Extracted data entries:
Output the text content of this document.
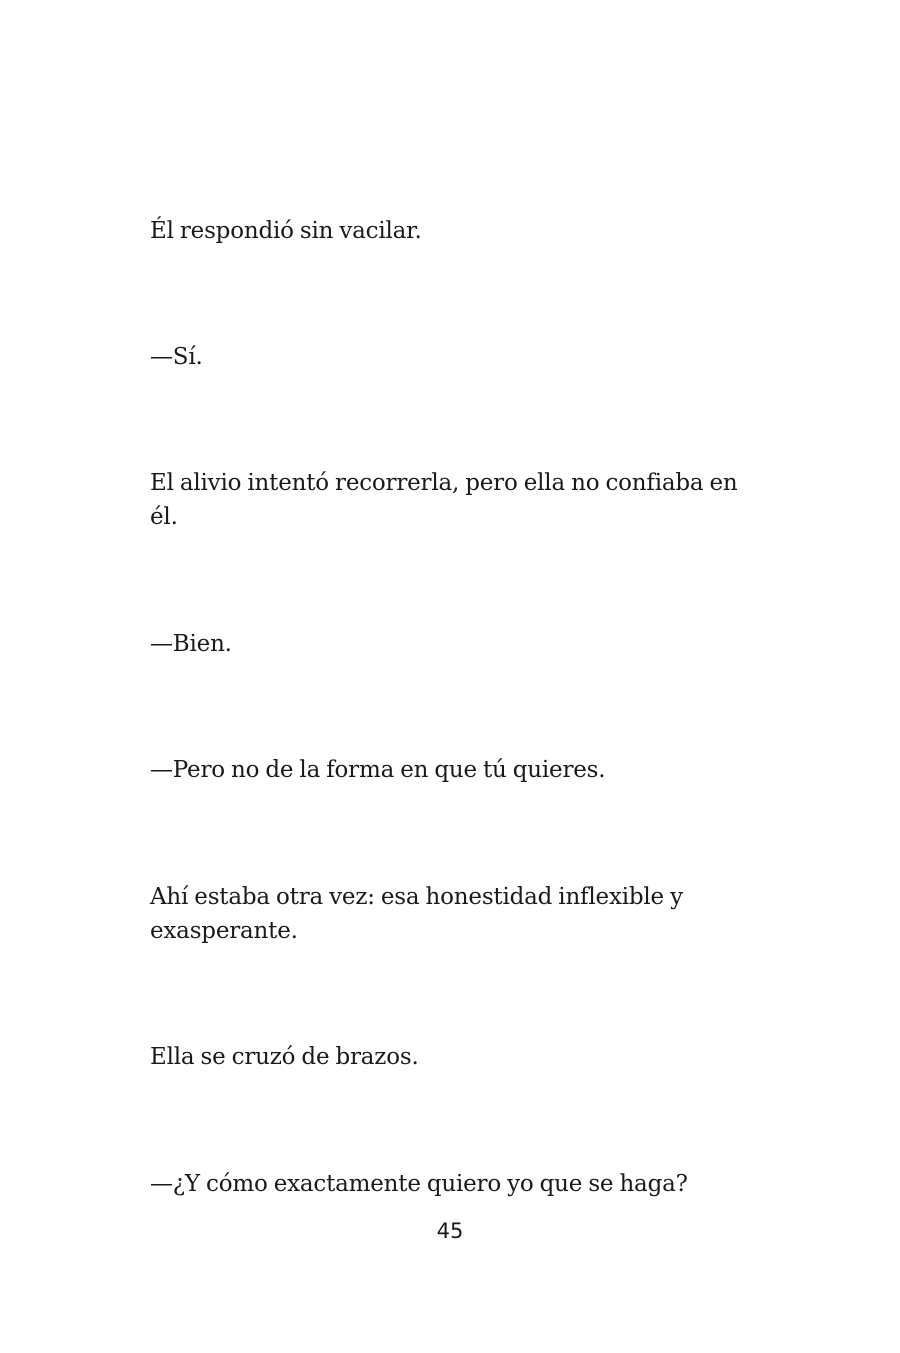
Él respondió sin vacilar.

—Sí.

El alivio intentó recorrerla, pero ella no confiaba en él.

—Bien.

—Pero no de la forma en que tú quieres.

Ahí estaba otra vez: esa honestidad inflexible y exasperante.

Ella se cruzó de brazos.

—¿Y cómo exactamente quiero yo que se haga?

45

## Exercise details
Restate each entry word for word, leaving out any pictures.

## Written response
Output the text content of this document.
Él respondió sin vacilar.

—Sí.

El alivio intentó recorrerla, pero ella no confiaba en él.

—Bien.

—Pero no de la forma en que tú quieres.

Ahí estaba otra vez: esa honestidad inflexible y exasperante.

Ella se cruzó de brazos.

—¿Y cómo exactamente quiero yo que se haga?

45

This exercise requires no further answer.